— Instructions for the task —
Can you give all the records again without altering a single character?
******
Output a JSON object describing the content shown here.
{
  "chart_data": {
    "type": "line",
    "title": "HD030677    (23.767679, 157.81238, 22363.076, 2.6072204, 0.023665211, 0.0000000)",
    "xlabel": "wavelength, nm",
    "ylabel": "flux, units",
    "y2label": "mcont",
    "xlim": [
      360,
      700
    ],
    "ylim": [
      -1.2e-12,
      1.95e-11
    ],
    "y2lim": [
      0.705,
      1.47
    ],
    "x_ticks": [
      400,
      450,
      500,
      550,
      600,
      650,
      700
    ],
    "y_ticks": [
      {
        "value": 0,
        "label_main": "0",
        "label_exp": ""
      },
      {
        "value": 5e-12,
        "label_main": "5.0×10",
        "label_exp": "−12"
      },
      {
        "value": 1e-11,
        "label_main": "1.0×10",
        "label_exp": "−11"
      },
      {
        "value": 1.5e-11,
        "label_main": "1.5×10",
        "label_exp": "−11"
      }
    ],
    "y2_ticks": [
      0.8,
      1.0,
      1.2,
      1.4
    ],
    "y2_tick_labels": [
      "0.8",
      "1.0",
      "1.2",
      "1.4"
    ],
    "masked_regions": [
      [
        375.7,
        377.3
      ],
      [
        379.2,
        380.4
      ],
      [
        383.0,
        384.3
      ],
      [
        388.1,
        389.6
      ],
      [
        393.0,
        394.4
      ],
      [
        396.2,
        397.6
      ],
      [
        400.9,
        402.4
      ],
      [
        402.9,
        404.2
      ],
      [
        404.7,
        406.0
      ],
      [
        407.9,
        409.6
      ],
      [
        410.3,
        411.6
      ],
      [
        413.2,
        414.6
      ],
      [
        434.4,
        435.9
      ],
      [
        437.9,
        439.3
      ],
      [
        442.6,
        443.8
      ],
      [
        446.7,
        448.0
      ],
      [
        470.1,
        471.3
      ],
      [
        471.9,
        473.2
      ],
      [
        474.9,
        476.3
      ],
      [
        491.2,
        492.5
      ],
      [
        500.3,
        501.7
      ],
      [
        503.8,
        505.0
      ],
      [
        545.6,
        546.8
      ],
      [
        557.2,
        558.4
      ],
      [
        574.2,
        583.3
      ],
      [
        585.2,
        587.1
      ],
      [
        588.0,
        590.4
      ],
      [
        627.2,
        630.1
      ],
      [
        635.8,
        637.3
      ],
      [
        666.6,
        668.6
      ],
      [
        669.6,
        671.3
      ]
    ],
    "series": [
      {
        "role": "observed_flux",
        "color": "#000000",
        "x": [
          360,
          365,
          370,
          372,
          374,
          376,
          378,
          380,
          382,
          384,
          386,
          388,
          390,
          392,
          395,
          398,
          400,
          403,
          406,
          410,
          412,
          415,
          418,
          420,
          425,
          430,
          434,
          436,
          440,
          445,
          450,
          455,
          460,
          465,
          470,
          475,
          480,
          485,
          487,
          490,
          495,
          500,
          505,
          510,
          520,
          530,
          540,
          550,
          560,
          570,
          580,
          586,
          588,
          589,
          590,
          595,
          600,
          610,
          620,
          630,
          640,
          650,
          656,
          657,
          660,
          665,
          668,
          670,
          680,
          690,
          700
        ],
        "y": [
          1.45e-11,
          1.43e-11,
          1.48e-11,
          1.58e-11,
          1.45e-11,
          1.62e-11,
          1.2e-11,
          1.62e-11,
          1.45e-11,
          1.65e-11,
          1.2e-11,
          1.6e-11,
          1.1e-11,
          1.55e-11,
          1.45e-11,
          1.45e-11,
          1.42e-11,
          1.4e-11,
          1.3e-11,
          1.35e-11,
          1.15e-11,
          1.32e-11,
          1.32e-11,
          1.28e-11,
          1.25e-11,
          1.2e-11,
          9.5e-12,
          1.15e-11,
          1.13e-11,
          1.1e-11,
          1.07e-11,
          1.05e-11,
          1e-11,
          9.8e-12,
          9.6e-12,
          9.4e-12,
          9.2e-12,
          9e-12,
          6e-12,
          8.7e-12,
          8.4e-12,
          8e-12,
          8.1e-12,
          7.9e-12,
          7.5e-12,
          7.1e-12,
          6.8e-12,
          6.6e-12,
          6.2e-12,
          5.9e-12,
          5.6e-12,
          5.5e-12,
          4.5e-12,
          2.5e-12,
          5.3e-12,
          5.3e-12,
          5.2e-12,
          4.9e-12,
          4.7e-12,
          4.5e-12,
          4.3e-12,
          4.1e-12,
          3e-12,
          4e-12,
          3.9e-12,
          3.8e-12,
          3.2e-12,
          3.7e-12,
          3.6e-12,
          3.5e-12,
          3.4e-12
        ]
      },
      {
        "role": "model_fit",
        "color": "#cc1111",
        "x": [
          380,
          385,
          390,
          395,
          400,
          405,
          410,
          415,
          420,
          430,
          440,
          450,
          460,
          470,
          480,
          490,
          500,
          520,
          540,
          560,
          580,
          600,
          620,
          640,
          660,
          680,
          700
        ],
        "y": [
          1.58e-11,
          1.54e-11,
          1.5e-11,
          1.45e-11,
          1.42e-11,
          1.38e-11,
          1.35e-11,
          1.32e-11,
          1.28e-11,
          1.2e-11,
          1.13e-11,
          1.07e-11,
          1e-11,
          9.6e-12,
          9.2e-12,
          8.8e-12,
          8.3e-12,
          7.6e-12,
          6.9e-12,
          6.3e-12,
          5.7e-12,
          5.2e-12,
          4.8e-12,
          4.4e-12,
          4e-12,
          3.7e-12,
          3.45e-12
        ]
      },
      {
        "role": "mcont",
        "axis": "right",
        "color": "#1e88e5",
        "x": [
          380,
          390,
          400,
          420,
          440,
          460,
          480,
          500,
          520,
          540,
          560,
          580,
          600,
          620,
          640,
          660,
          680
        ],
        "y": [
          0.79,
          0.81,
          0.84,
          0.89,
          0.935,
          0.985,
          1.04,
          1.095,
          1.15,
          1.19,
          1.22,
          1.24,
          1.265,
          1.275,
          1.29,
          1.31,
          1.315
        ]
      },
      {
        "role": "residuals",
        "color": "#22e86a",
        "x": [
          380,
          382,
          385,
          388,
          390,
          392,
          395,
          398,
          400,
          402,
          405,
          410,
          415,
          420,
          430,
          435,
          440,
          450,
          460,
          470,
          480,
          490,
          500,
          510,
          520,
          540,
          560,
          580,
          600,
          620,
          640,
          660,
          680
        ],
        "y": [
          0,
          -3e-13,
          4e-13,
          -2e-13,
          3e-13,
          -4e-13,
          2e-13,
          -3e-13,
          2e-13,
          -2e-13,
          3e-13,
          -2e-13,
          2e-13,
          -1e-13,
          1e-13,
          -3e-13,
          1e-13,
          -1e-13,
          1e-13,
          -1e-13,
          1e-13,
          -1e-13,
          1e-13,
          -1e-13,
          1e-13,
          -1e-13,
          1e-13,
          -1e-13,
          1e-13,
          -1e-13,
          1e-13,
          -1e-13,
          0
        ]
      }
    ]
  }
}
******
— Expected answer —
Output a JSON object describing the content shown here.
{
  "chart_data": {
    "type": "line",
    "title": "HD030677    (23.767679, 157.81238, 22363.076, 2.6072204, 0.023665211, 0.0000000)",
    "xlabel": "wavelength, nm",
    "ylabel": "flux, units",
    "y2label": "mcont",
    "xlim": [
      360,
      700
    ],
    "ylim": [
      -1.2e-12,
      1.95e-11
    ],
    "y2lim": [
      0.705,
      1.47
    ],
    "x_ticks": [
      400,
      450,
      500,
      550,
      600,
      650,
      700
    ],
    "y_ticks": [
      {
        "value": 0,
        "label_main": "0",
        "label_exp": ""
      },
      {
        "value": 5e-12,
        "label_main": "5.0×10",
        "label_exp": "−12"
      },
      {
        "value": 1e-11,
        "label_main": "1.0×10",
        "label_exp": "−11"
      },
      {
        "value": 1.5e-11,
        "label_main": "1.5×10",
        "label_exp": "−11"
      }
    ],
    "y2_ticks": [
      0.8,
      1.0,
      1.2,
      1.4
    ],
    "y2_tick_labels": [
      "0.8",
      "1.0",
      "1.2",
      "1.4"
    ],
    "masked_regions": [
      [
        375.7,
        377.3
      ],
      [
        379.2,
        380.4
      ],
      [
        383.0,
        384.3
      ],
      [
        388.1,
        389.6
      ],
      [
        393.0,
        394.4
      ],
      [
        396.2,
        397.6
      ],
      [
        400.9,
        402.4
      ],
      [
        402.9,
        404.2
      ],
      [
        404.7,
        406.0
      ],
      [
        407.9,
        409.6
      ],
      [
        410.3,
        411.6
      ],
      [
        413.2,
        414.6
      ],
      [
        434.4,
        435.9
      ],
      [
        437.9,
        439.3
      ],
      [
        442.6,
        443.8
      ],
      [
        446.7,
        448.0
      ],
      [
        470.1,
        471.3
      ],
      [
        471.9,
        473.2
      ],
      [
        474.9,
        476.3
      ],
      [
        491.2,
        492.5
      ],
      [
        500.3,
        501.7
      ],
      [
        503.8,
        505.0
      ],
      [
        545.6,
        546.8
      ],
      [
        557.2,
        558.4
      ],
      [
        574.2,
        583.3
      ],
      [
        585.2,
        587.1
      ],
      [
        588.0,
        590.4
      ],
      [
        627.2,
        630.1
      ],
      [
        635.8,
        637.3
      ],
      [
        666.6,
        668.6
      ],
      [
        669.6,
        671.3
      ]
    ],
    "series": [
      {
        "role": "observed_flux",
        "color": "#000000",
        "x": [
          360,
          365,
          370,
          372,
          374,
          376,
          378,
          380,
          382,
          384,
          386,
          388,
          390,
          392,
          395,
          398,
          400,
          403,
          406,
          410,
          412,
          415,
          418,
          420,
          425,
          430,
          434,
          436,
          440,
          445,
          450,
          455,
          460,
          465,
          470,
          475,
          480,
          485,
          487,
          490,
          495,
          500,
          505,
          510,
          520,
          530,
          540,
          550,
          560,
          570,
          580,
          586,
          588,
          589,
          590,
          595,
          600,
          610,
          620,
          630,
          640,
          650,
          656,
          657,
          660,
          665,
          668,
          670,
          680,
          690,
          700
        ],
        "y": [
          1.45e-11,
          1.43e-11,
          1.48e-11,
          1.58e-11,
          1.45e-11,
          1.62e-11,
          1.2e-11,
          1.62e-11,
          1.45e-11,
          1.65e-11,
          1.2e-11,
          1.6e-11,
          1.1e-11,
          1.55e-11,
          1.45e-11,
          1.45e-11,
          1.42e-11,
          1.4e-11,
          1.3e-11,
          1.35e-11,
          1.15e-11,
          1.32e-11,
          1.32e-11,
          1.28e-11,
          1.25e-11,
          1.2e-11,
          9.5e-12,
          1.15e-11,
          1.13e-11,
          1.1e-11,
          1.07e-11,
          1.05e-11,
          1e-11,
          9.8e-12,
          9.6e-12,
          9.4e-12,
          9.2e-12,
          9e-12,
          6e-12,
          8.7e-12,
          8.4e-12,
          8e-12,
          8.1e-12,
          7.9e-12,
          7.5e-12,
          7.1e-12,
          6.8e-12,
          6.6e-12,
          6.2e-12,
          5.9e-12,
          5.6e-12,
          5.5e-12,
          4.5e-12,
          2.5e-12,
          5.3e-12,
          5.3e-12,
          5.2e-12,
          4.9e-12,
          4.7e-12,
          4.5e-12,
          4.3e-12,
          4.1e-12,
          3e-12,
          4e-12,
          3.9e-12,
          3.8e-12,
          3.2e-12,
          3.7e-12,
          3.6e-12,
          3.5e-12,
          3.4e-12
        ]
      },
      {
        "role": "model_fit",
        "color": "#cc1111",
        "x": [
          380,
          385,
          390,
          395,
          400,
          405,
          410,
          415,
          420,
          430,
          440,
          450,
          460,
          470,
          480,
          490,
          500,
          520,
          540,
          560,
          580,
          600,
          620,
          640,
          660,
          680,
          700
        ],
        "y": [
          1.58e-11,
          1.54e-11,
          1.5e-11,
          1.45e-11,
          1.42e-11,
          1.38e-11,
          1.35e-11,
          1.32e-11,
          1.28e-11,
          1.2e-11,
          1.13e-11,
          1.07e-11,
          1e-11,
          9.6e-12,
          9.2e-12,
          8.8e-12,
          8.3e-12,
          7.6e-12,
          6.9e-12,
          6.3e-12,
          5.7e-12,
          5.2e-12,
          4.8e-12,
          4.4e-12,
          4e-12,
          3.7e-12,
          3.45e-12
        ]
      },
      {
        "role": "mcont",
        "axis": "right",
        "color": "#1e88e5",
        "x": [
          380,
          390,
          400,
          420,
          440,
          460,
          480,
          500,
          520,
          540,
          560,
          580,
          600,
          620,
          640,
          660,
          680
        ],
        "y": [
          0.79,
          0.81,
          0.84,
          0.89,
          0.935,
          0.985,
          1.04,
          1.095,
          1.15,
          1.19,
          1.22,
          1.24,
          1.265,
          1.275,
          1.29,
          1.31,
          1.315
        ]
      },
      {
        "role": "residuals",
        "color": "#22e86a",
        "x": [
          380,
          382,
          385,
          388,
          390,
          392,
          395,
          398,
          400,
          402,
          405,
          410,
          415,
          420,
          430,
          435,
          440,
          450,
          460,
          470,
          480,
          490,
          500,
          510,
          520,
          540,
          560,
          580,
          600,
          620,
          640,
          660,
          680
        ],
        "y": [
          0,
          -3e-13,
          4e-13,
          -2e-13,
          3e-13,
          -4e-13,
          2e-13,
          -3e-13,
          2e-13,
          -2e-13,
          3e-13,
          -2e-13,
          2e-13,
          -1e-13,
          1e-13,
          -3e-13,
          1e-13,
          -1e-13,
          1e-13,
          -1e-13,
          1e-13,
          -1e-13,
          1e-13,
          -1e-13,
          1e-13,
          -1e-13,
          1e-13,
          -1e-13,
          1e-13,
          -1e-13,
          1e-13,
          -1e-13,
          0
        ]
      }
    ]
  }
}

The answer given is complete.